(Dataset excerpt)
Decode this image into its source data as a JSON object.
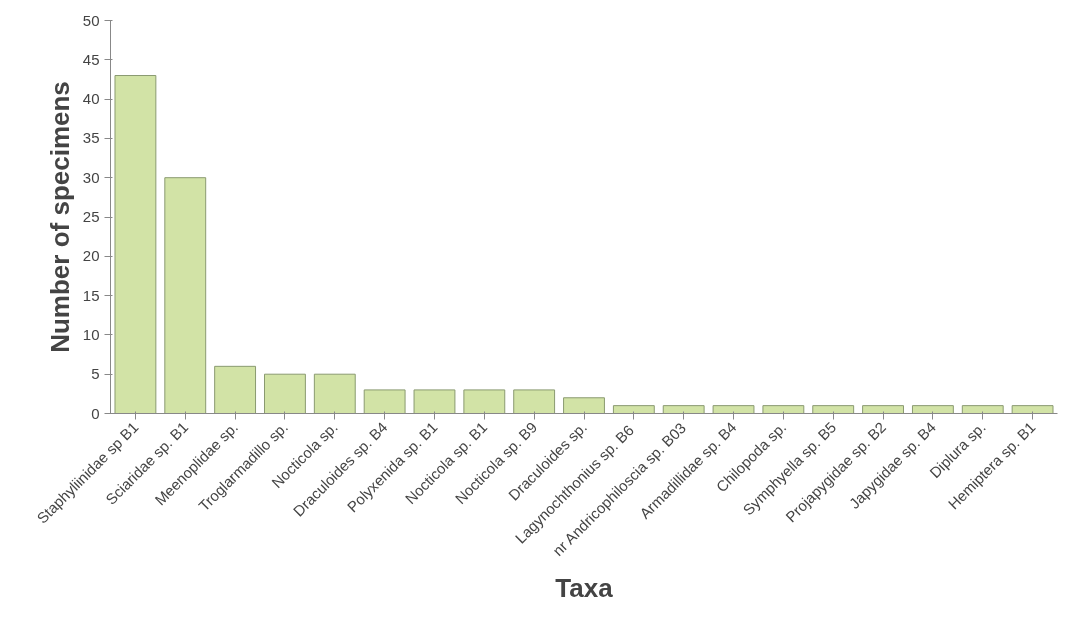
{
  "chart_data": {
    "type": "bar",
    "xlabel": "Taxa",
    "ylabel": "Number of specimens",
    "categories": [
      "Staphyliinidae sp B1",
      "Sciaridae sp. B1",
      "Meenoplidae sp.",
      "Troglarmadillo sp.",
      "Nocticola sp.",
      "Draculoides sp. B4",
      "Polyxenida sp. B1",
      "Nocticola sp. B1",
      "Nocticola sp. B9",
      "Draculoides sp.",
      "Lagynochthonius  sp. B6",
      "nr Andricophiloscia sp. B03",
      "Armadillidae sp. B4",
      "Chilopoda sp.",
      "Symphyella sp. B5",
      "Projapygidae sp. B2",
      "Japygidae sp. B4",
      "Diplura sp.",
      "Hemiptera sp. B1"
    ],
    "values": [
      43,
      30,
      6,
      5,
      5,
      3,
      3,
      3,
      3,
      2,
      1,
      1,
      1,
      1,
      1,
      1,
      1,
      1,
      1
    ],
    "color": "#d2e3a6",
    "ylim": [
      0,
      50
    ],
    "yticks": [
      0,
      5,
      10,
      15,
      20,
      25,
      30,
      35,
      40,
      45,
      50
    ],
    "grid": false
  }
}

* * *

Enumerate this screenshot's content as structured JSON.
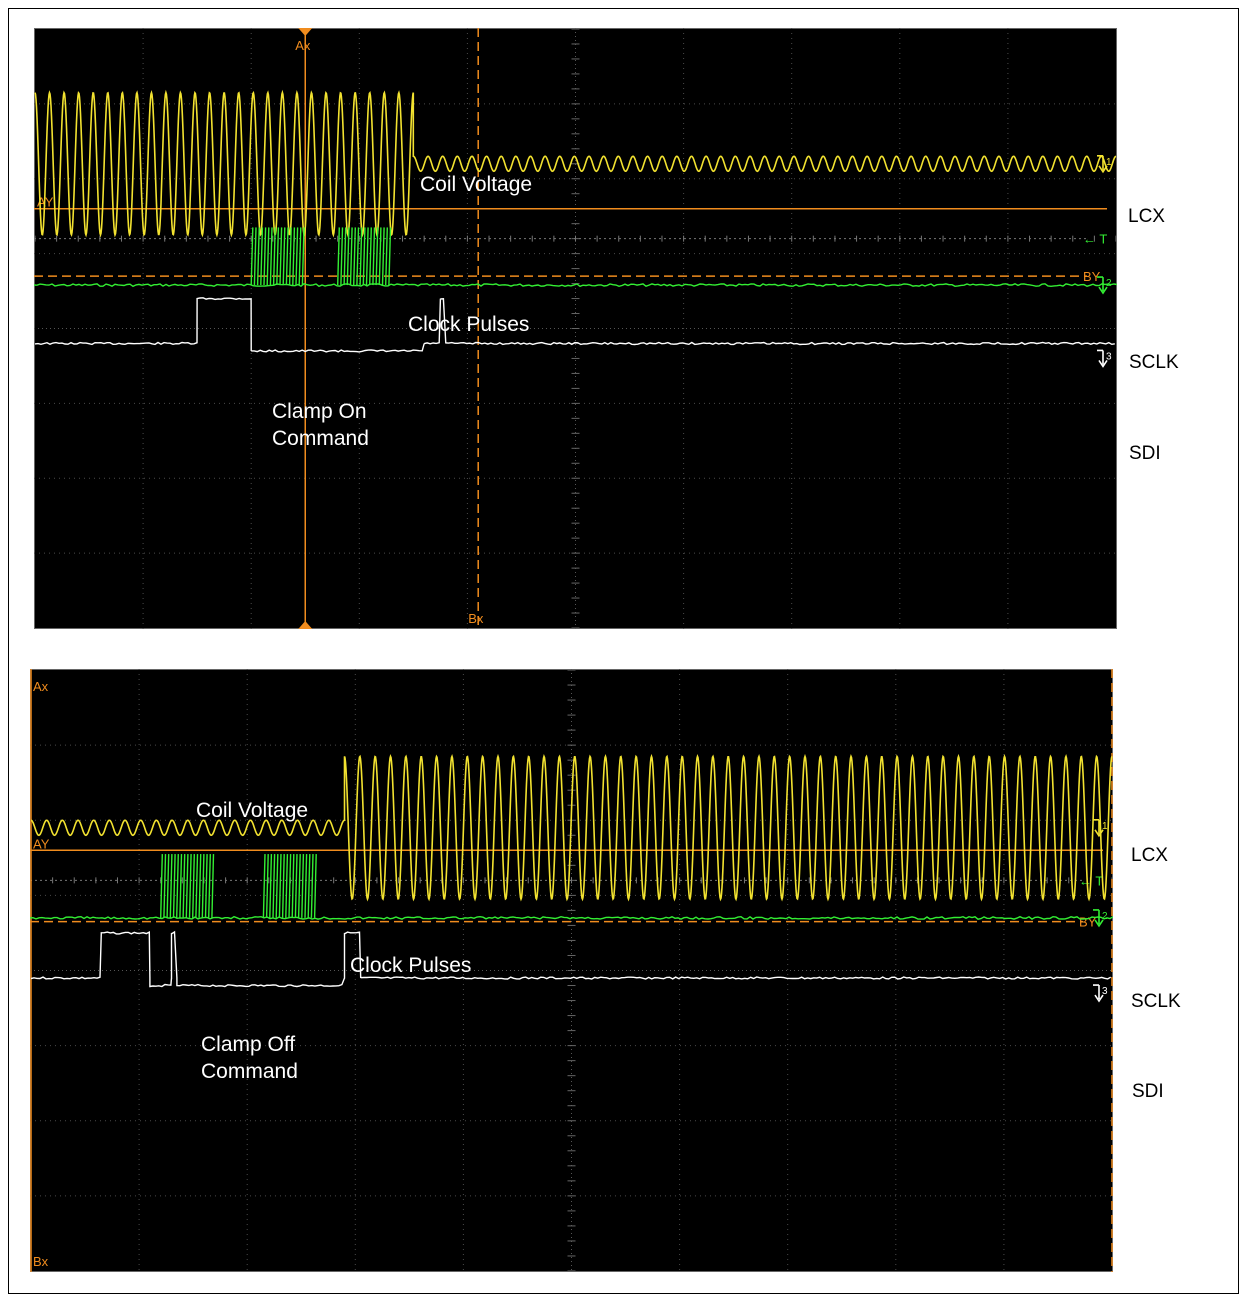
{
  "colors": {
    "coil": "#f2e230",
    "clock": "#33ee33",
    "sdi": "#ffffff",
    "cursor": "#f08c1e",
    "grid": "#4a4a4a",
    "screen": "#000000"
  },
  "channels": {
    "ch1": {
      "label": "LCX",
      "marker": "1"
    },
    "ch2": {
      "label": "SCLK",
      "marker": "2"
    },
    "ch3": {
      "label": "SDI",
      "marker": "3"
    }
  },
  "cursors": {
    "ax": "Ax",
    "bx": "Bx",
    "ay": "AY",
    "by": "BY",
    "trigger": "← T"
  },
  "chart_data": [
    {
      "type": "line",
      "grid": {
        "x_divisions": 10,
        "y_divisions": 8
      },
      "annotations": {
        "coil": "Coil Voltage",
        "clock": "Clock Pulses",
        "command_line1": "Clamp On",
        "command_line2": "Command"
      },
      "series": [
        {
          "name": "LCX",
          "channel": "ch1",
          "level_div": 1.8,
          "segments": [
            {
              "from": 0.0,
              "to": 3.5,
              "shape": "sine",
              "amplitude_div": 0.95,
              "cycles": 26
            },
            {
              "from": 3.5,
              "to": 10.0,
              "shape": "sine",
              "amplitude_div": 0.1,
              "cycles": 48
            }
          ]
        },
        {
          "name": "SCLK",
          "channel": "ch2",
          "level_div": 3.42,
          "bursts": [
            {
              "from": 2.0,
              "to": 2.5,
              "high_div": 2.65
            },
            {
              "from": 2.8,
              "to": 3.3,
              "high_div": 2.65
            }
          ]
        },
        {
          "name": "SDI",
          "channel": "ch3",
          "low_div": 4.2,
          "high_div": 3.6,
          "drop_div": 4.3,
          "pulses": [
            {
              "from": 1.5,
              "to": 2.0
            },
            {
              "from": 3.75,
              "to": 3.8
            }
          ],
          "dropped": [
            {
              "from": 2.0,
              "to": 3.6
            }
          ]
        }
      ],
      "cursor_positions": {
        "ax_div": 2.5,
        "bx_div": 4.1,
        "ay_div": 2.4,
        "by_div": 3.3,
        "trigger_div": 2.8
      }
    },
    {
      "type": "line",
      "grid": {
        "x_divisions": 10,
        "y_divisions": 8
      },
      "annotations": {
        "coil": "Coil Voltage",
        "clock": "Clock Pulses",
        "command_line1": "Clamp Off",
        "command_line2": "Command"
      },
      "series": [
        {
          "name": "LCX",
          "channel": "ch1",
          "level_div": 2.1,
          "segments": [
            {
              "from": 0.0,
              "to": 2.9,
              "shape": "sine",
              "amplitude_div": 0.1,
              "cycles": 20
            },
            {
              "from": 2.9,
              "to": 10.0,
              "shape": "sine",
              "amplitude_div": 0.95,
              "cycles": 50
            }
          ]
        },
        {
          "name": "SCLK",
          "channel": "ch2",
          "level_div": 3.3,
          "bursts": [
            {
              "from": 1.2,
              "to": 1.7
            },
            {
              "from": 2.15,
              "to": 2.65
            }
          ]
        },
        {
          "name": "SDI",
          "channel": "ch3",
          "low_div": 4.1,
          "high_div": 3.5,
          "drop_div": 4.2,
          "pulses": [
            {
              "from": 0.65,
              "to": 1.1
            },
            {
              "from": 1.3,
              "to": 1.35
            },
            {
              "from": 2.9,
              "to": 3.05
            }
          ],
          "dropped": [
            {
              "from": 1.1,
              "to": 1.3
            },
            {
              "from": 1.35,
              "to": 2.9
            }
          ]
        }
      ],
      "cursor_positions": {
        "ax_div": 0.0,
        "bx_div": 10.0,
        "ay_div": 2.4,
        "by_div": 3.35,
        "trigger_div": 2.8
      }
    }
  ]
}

● **DIRECTIONS FOR THIS TASK**
Copy out every line of the data that includes the word "Nocticola".

● **COMPLETE ANSWER**
      "Nocticola sp.",
      "Nocticola sp. B1",
      "Nocticola sp. B9",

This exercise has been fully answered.